### Records shown
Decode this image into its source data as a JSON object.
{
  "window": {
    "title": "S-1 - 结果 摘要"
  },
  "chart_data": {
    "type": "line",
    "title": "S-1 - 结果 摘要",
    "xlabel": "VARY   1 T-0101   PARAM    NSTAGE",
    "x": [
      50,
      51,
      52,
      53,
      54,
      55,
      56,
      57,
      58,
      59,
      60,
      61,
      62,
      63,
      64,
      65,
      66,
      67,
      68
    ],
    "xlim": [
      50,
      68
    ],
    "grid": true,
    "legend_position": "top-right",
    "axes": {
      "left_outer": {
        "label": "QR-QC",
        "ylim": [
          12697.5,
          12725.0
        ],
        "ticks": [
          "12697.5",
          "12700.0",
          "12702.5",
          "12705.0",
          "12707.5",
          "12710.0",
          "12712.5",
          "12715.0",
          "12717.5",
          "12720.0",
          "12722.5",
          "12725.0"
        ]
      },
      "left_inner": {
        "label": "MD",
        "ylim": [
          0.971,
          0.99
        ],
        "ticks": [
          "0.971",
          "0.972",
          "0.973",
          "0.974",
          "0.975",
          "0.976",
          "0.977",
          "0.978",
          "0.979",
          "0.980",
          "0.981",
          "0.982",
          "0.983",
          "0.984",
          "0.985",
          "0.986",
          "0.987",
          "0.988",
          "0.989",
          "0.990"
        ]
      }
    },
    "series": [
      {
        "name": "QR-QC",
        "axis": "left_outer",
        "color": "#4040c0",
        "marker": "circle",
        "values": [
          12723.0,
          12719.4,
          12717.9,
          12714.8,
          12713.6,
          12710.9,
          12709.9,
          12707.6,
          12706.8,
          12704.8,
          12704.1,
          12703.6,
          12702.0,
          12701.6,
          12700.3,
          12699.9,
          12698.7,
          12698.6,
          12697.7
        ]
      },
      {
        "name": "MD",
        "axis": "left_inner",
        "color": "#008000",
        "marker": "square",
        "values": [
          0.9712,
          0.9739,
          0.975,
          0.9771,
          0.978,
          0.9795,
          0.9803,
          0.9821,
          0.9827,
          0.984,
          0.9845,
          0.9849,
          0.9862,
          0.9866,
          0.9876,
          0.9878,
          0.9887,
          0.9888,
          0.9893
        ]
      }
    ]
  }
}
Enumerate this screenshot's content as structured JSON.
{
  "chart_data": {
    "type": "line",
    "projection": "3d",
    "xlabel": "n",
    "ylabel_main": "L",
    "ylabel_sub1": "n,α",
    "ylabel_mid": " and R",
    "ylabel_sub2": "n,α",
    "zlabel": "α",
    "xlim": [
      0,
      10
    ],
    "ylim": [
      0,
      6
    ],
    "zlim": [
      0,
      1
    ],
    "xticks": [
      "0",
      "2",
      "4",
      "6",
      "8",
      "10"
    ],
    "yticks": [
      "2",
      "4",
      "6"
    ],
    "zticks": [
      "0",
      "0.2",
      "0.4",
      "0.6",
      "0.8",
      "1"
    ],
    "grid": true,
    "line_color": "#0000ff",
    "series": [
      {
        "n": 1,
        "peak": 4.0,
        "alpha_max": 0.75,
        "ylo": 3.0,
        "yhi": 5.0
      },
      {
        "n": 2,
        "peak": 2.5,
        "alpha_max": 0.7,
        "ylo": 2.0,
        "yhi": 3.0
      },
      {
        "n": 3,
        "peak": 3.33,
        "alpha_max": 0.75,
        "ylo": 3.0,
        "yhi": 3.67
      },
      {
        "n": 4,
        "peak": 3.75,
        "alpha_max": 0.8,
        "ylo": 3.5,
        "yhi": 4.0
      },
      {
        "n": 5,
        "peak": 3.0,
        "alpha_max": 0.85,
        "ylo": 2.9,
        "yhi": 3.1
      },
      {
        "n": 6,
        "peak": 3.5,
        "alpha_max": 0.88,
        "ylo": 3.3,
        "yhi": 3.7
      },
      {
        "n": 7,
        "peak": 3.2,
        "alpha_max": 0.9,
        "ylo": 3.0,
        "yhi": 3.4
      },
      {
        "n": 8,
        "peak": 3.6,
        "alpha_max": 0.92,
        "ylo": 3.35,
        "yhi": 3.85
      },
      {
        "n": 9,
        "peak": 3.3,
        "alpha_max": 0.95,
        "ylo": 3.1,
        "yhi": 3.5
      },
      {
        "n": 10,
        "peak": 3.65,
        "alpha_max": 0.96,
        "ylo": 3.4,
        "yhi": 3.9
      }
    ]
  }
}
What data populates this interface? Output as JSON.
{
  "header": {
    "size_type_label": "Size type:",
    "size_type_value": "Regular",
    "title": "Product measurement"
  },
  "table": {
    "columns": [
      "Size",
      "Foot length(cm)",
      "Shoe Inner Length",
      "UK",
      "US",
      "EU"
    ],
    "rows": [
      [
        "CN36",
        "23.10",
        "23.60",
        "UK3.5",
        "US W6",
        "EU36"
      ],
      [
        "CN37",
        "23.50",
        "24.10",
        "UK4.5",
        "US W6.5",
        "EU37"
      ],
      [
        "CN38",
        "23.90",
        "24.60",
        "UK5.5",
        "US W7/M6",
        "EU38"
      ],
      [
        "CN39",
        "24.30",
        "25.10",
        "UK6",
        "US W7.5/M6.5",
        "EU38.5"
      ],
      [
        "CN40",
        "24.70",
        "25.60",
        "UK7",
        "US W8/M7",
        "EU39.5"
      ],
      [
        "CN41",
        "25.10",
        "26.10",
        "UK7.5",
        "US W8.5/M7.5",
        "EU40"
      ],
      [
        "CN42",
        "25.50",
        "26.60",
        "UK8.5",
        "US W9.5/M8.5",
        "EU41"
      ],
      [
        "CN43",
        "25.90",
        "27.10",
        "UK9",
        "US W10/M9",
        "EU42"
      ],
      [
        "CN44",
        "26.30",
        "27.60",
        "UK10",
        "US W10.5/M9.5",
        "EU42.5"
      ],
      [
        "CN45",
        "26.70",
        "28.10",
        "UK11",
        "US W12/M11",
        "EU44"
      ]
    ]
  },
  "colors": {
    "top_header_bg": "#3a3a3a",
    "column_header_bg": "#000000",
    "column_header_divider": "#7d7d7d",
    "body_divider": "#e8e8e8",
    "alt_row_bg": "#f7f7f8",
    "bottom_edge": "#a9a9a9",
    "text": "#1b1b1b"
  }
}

### Exercise
Lines containing "title" are to be counted. State the total and add nothing.

### Correct response
3